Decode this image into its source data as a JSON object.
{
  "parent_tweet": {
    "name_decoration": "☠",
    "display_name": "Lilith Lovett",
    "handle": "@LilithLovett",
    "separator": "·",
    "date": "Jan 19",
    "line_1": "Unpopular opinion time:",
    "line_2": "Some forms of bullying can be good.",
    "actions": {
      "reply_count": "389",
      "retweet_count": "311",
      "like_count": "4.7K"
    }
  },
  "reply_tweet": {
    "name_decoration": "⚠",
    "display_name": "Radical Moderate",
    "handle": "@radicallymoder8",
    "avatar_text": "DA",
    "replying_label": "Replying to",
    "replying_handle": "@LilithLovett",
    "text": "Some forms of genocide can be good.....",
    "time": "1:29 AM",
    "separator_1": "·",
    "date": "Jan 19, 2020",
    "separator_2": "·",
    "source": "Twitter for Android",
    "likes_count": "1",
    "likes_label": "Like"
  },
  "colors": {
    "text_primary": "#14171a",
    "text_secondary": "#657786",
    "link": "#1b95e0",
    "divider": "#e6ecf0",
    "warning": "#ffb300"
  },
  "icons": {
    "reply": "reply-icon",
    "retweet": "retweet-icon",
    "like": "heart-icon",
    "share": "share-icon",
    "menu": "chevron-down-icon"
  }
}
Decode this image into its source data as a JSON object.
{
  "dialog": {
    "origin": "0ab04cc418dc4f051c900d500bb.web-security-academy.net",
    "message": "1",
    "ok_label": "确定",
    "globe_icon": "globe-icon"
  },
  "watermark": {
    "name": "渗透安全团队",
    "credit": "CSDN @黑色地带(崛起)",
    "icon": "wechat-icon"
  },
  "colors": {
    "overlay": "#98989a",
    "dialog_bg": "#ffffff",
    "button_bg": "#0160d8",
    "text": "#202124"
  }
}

● ● ● ● ●

* [EXERCISE BRIEF]: Could you reproduce every record above exactly as it appears?

* [SOLVED EXERCISE]:
Decode this image into its source data as a JSON object.
{
  "parent_tweet": {
    "name_decoration": "☠",
    "display_name": "Lilith Lovett",
    "handle": "@LilithLovett",
    "separator": "·",
    "date": "Jan 19",
    "line_1": "Unpopular opinion time:",
    "line_2": "Some forms of bullying can be good.",
    "actions": {
      "reply_count": "389",
      "retweet_count": "311",
      "like_count": "4.7K"
    }
  },
  "reply_tweet": {
    "name_decoration": "⚠",
    "display_name": "Radical Moderate",
    "handle": "@radicallymoder8",
    "avatar_text": "DA",
    "replying_label": "Replying to",
    "replying_handle": "@LilithLovett",
    "text": "Some forms of genocide can be good.....",
    "time": "1:29 AM",
    "separator_1": "·",
    "date": "Jan 19, 2020",
    "separator_2": "·",
    "source": "Twitter for Android",
    "likes_count": "1",
    "likes_label": "Like"
  },
  "colors": {
    "text_primary": "#14171a",
    "text_secondary": "#657786",
    "link": "#1b95e0",
    "divider": "#e6ecf0",
    "warning": "#ffb300"
  },
  "icons": {
    "reply": "reply-icon",
    "retweet": "retweet-icon",
    "like": "heart-icon",
    "share": "share-icon",
    "menu": "chevron-down-icon"
  }
}
Decode this image into its source data as a JSON object.
{
  "dialog": {
    "origin": "0ab04cc418dc4f051c900d500bb.web-security-academy.net",
    "message": "1",
    "ok_label": "确定",
    "globe_icon": "globe-icon"
  },
  "watermark": {
    "name": "渗透安全团队",
    "credit": "CSDN @黑色地带(崛起)",
    "icon": "wechat-icon"
  },
  "colors": {
    "overlay": "#98989a",
    "dialog_bg": "#ffffff",
    "button_bg": "#0160d8",
    "text": "#202124"
  }
}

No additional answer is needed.